-- Start of Exercise material --

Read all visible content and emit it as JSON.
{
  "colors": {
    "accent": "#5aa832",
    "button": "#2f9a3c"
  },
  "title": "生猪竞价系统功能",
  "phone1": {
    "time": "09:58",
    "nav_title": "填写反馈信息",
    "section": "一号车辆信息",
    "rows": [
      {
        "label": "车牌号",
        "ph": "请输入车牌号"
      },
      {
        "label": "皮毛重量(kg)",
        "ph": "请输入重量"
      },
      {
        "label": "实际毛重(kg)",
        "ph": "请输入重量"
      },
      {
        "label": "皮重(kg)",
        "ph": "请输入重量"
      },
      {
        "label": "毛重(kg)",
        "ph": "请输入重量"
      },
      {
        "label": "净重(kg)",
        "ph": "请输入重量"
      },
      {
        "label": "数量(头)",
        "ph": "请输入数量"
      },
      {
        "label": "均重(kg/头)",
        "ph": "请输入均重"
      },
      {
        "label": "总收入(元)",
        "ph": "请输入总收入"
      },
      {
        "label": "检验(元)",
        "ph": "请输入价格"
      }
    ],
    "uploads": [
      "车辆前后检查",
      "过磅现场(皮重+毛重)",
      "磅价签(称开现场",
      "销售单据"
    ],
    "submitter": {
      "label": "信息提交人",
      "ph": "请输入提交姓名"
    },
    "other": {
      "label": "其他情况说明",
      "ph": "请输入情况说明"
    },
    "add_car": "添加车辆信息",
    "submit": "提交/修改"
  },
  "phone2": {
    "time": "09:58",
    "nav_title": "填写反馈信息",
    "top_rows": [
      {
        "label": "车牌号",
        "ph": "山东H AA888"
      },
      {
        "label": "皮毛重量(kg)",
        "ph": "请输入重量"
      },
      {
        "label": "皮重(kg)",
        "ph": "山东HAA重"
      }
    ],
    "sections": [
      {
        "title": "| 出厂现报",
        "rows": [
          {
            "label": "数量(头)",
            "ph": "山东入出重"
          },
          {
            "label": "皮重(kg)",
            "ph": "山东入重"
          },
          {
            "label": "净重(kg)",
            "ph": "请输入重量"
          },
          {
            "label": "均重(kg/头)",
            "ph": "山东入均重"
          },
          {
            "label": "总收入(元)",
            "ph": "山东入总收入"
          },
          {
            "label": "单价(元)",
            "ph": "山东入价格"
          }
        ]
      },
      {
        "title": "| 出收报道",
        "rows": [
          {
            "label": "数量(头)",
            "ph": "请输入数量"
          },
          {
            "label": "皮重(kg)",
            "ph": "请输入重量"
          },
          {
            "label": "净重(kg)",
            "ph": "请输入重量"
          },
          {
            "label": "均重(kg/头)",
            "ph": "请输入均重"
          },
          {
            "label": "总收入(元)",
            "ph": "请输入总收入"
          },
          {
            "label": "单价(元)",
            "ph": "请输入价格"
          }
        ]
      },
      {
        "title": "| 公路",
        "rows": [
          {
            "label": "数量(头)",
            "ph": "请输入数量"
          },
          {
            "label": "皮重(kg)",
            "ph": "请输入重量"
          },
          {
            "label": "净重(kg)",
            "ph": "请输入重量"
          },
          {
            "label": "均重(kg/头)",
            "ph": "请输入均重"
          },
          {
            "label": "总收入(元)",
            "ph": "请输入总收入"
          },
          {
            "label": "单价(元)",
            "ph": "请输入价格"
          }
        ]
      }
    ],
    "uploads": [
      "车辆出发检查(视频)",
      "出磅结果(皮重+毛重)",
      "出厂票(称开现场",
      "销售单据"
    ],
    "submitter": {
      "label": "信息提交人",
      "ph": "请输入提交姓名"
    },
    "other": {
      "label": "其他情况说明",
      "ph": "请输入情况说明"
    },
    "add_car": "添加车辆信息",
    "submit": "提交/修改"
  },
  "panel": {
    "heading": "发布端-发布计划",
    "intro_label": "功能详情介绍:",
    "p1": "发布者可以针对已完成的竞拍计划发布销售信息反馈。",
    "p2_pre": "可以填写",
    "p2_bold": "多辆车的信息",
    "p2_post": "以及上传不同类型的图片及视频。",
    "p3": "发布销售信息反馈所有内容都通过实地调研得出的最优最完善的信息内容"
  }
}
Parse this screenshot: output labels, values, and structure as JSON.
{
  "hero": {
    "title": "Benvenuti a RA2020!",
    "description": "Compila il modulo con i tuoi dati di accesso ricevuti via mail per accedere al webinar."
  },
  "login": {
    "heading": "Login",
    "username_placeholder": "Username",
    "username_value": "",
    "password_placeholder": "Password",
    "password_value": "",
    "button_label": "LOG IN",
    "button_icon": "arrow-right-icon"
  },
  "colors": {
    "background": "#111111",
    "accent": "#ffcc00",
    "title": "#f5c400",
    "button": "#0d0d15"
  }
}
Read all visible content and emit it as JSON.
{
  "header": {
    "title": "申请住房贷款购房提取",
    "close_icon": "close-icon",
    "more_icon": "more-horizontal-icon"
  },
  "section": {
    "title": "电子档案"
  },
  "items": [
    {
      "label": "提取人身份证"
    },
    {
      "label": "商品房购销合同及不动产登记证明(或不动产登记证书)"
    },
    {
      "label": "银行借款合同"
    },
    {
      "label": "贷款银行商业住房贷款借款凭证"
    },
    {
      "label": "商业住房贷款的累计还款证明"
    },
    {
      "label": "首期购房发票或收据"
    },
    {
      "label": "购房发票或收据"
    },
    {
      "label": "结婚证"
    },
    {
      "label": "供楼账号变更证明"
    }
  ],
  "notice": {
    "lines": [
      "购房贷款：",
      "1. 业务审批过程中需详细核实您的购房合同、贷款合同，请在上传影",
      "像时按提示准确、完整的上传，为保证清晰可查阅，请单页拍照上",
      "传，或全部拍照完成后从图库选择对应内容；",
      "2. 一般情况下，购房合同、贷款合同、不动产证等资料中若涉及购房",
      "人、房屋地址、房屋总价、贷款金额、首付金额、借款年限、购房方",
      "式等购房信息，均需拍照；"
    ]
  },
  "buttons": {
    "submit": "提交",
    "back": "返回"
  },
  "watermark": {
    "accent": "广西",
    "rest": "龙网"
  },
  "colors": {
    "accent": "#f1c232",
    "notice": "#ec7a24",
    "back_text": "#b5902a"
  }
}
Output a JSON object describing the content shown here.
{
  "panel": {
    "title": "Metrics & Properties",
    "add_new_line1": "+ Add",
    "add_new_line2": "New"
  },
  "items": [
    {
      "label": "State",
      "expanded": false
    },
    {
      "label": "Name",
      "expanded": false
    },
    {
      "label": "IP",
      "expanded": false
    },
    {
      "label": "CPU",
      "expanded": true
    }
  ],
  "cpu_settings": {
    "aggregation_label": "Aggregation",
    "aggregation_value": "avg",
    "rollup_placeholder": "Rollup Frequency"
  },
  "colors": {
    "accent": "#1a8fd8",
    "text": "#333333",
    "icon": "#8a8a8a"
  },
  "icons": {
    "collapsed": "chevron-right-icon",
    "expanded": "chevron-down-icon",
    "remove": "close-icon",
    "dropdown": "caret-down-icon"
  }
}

-- End of Exercise material --

Exercise:
Output the listing above exactly as it appears.

Result:
Read all visible content and emit it as JSON.
{
  "colors": {
    "accent": "#5aa832",
    "button": "#2f9a3c"
  },
  "title": "生猪竞价系统功能",
  "phone1": {
    "time": "09:58",
    "nav_title": "填写反馈信息",
    "section": "一号车辆信息",
    "rows": [
      {
        "label": "车牌号",
        "ph": "请输入车牌号"
      },
      {
        "label": "皮毛重量(kg)",
        "ph": "请输入重量"
      },
      {
        "label": "实际毛重(kg)",
        "ph": "请输入重量"
      },
      {
        "label": "皮重(kg)",
        "ph": "请输入重量"
      },
      {
        "label": "毛重(kg)",
        "ph": "请输入重量"
      },
      {
        "label": "净重(kg)",
        "ph": "请输入重量"
      },
      {
        "label": "数量(头)",
        "ph": "请输入数量"
      },
      {
        "label": "均重(kg/头)",
        "ph": "请输入均重"
      },
      {
        "label": "总收入(元)",
        "ph": "请输入总收入"
      },
      {
        "label": "检验(元)",
        "ph": "请输入价格"
      }
    ],
    "uploads": [
      "车辆前后检查",
      "过磅现场(皮重+毛重)",
      "磅价签(称开现场",
      "销售单据"
    ],
    "submitter": {
      "label": "信息提交人",
      "ph": "请输入提交姓名"
    },
    "other": {
      "label": "其他情况说明",
      "ph": "请输入情况说明"
    },
    "add_car": "添加车辆信息",
    "submit": "提交/修改"
  },
  "phone2": {
    "time": "09:58",
    "nav_title": "填写反馈信息",
    "top_rows": [
      {
        "label": "车牌号",
        "ph": "山东H AA888"
      },
      {
        "label": "皮毛重量(kg)",
        "ph": "请输入重量"
      },
      {
        "label": "皮重(kg)",
        "ph": "山东HAA重"
      }
    ],
    "sections": [
      {
        "title": "| 出厂现报",
        "rows": [
          {
            "label": "数量(头)",
            "ph": "山东入出重"
          },
          {
            "label": "皮重(kg)",
            "ph": "山东入重"
          },
          {
            "label": "净重(kg)",
            "ph": "请输入重量"
          },
          {
            "label": "均重(kg/头)",
            "ph": "山东入均重"
          },
          {
            "label": "总收入(元)",
            "ph": "山东入总收入"
          },
          {
            "label": "单价(元)",
            "ph": "山东入价格"
          }
        ]
      },
      {
        "title": "| 出收报道",
        "rows": [
          {
            "label": "数量(头)",
            "ph": "请输入数量"
          },
          {
            "label": "皮重(kg)",
            "ph": "请输入重量"
          },
          {
            "label": "净重(kg)",
            "ph": "请输入重量"
          },
          {
            "label": "均重(kg/头)",
            "ph": "请输入均重"
          },
          {
            "label": "总收入(元)",
            "ph": "请输入总收入"
          },
          {
            "label": "单价(元)",
            "ph": "请输入价格"
          }
        ]
      },
      {
        "title": "| 公路",
        "rows": [
          {
            "label": "数量(头)",
            "ph": "请输入数量"
          },
          {
            "label": "皮重(kg)",
            "ph": "请输入重量"
          },
          {
            "label": "净重(kg)",
            "ph": "请输入重量"
          },
          {
            "label": "均重(kg/头)",
            "ph": "请输入均重"
          },
          {
            "label": "总收入(元)",
            "ph": "请输入总收入"
          },
          {
            "label": "单价(元)",
            "ph": "请输入价格"
          }
        ]
      }
    ],
    "uploads": [
      "车辆出发检查(视频)",
      "出磅结果(皮重+毛重)",
      "出厂票(称开现场",
      "销售单据"
    ],
    "submitter": {
      "label": "信息提交人",
      "ph": "请输入提交姓名"
    },
    "other": {
      "label": "其他情况说明",
      "ph": "请输入情况说明"
    },
    "add_car": "添加车辆信息",
    "submit": "提交/修改"
  },
  "panel": {
    "heading": "发布端-发布计划",
    "intro_label": "功能详情介绍:",
    "p1": "发布者可以针对已完成的竞拍计划发布销售信息反馈。",
    "p2_pre": "可以填写",
    "p2_bold": "多辆车的信息",
    "p2_post": "以及上传不同类型的图片及视频。",
    "p3": "发布销售信息反馈所有内容都通过实地调研得出的最优最完善的信息内容"
  }
}
Parse this screenshot: output labels, values, and structure as JSON.
{
  "hero": {
    "title": "Benvenuti a RA2020!",
    "description": "Compila il modulo con i tuoi dati di accesso ricevuti via mail per accedere al webinar."
  },
  "login": {
    "heading": "Login",
    "username_placeholder": "Username",
    "username_value": "",
    "password_placeholder": "Password",
    "password_value": "",
    "button_label": "LOG IN",
    "button_icon": "arrow-right-icon"
  },
  "colors": {
    "background": "#111111",
    "accent": "#ffcc00",
    "title": "#f5c400",
    "button": "#0d0d15"
  }
}
Read all visible content and emit it as JSON.
{
  "header": {
    "title": "申请住房贷款购房提取",
    "close_icon": "close-icon",
    "more_icon": "more-horizontal-icon"
  },
  "section": {
    "title": "电子档案"
  },
  "items": [
    {
      "label": "提取人身份证"
    },
    {
      "label": "商品房购销合同及不动产登记证明(或不动产登记证书)"
    },
    {
      "label": "银行借款合同"
    },
    {
      "label": "贷款银行商业住房贷款借款凭证"
    },
    {
      "label": "商业住房贷款的累计还款证明"
    },
    {
      "label": "首期购房发票或收据"
    },
    {
      "label": "购房发票或收据"
    },
    {
      "label": "结婚证"
    },
    {
      "label": "供楼账号变更证明"
    }
  ],
  "notice": {
    "lines": [
      "购房贷款：",
      "1. 业务审批过程中需详细核实您的购房合同、贷款合同，请在上传影",
      "像时按提示准确、完整的上传，为保证清晰可查阅，请单页拍照上",
      "传，或全部拍照完成后从图库选择对应内容；",
      "2. 一般情况下，购房合同、贷款合同、不动产证等资料中若涉及购房",
      "人、房屋地址、房屋总价、贷款金额、首付金额、借款年限、购房方",
      "式等购房信息，均需拍照；"
    ]
  },
  "buttons": {
    "submit": "提交",
    "back": "返回"
  },
  "watermark": {
    "accent": "广西",
    "rest": "龙网"
  },
  "colors": {
    "accent": "#f1c232",
    "notice": "#ec7a24",
    "back_text": "#b5902a"
  }
}
Output a JSON object describing the content shown here.
{
  "panel": {
    "title": "Metrics & Properties",
    "add_new_line1": "+ Add",
    "add_new_line2": "New"
  },
  "items": [
    {
      "label": "State",
      "expanded": false
    },
    {
      "label": "Name",
      "expanded": false
    },
    {
      "label": "IP",
      "expanded": false
    },
    {
      "label": "CPU",
      "expanded": true
    }
  ],
  "cpu_settings": {
    "aggregation_label": "Aggregation",
    "aggregation_value": "avg",
    "rollup_placeholder": "Rollup Frequency"
  },
  "colors": {
    "accent": "#1a8fd8",
    "text": "#333333",
    "icon": "#8a8a8a"
  },
  "icons": {
    "collapsed": "chevron-right-icon",
    "expanded": "chevron-down-icon",
    "remove": "close-icon",
    "dropdown": "caret-down-icon"
  }
}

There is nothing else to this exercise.